__Task statement__
Extract all lines that hold "adresse" from the records below.

Data items
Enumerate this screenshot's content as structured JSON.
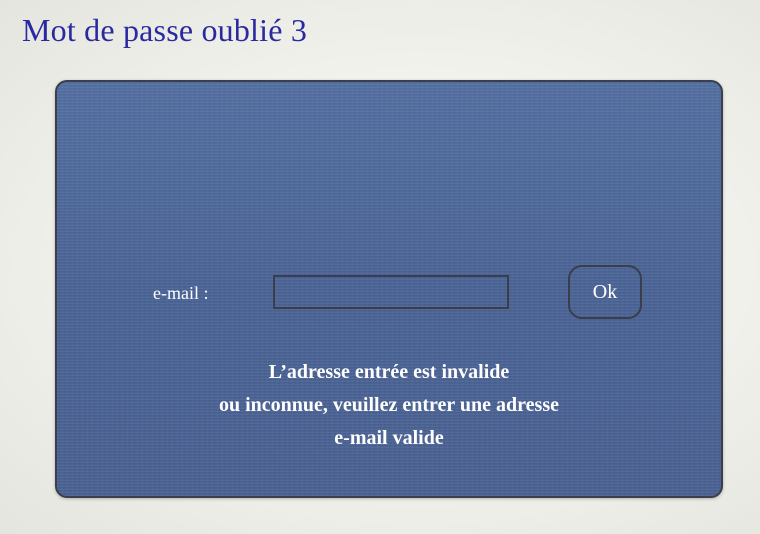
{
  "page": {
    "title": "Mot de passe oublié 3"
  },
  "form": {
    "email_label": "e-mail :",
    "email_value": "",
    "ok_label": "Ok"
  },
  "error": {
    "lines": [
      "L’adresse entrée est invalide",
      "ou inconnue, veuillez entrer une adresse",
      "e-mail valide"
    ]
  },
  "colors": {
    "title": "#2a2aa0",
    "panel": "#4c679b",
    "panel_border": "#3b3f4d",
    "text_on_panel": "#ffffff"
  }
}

---

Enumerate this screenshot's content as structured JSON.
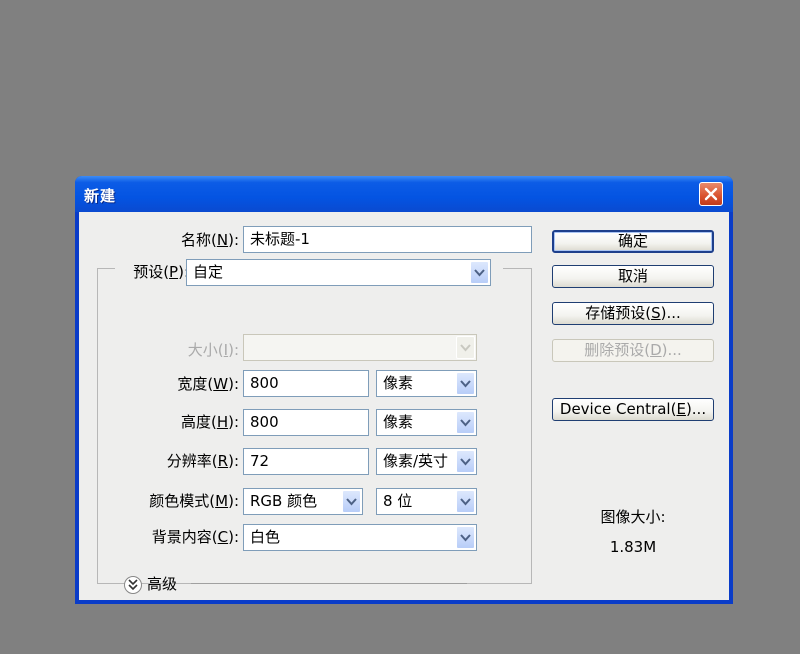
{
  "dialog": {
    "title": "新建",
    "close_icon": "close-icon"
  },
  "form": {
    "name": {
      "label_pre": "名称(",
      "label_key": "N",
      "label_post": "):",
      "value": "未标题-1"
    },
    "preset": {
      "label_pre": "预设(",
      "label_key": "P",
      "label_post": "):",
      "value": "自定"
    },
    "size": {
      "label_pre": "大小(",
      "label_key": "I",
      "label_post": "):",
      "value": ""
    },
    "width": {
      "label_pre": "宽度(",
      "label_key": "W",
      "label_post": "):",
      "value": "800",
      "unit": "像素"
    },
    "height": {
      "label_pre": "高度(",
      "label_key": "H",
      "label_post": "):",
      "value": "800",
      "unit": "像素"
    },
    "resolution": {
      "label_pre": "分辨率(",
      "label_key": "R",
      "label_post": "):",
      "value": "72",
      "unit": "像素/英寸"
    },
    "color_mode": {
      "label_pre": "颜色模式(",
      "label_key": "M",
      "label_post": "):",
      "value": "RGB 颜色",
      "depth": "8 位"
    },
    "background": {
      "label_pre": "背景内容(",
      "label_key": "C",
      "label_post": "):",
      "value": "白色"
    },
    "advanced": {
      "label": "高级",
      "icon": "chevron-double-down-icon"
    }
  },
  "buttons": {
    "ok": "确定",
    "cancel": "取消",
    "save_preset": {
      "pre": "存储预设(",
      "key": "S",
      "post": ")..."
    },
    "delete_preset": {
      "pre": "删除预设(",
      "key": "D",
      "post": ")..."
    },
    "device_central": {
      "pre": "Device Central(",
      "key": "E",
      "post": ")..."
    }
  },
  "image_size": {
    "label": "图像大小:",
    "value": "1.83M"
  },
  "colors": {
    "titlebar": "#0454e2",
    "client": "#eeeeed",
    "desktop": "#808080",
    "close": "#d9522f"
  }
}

__Final answer__
      "L’adresse entrée est invalide",
      "ou inconnue, veuillez entrer une adresse",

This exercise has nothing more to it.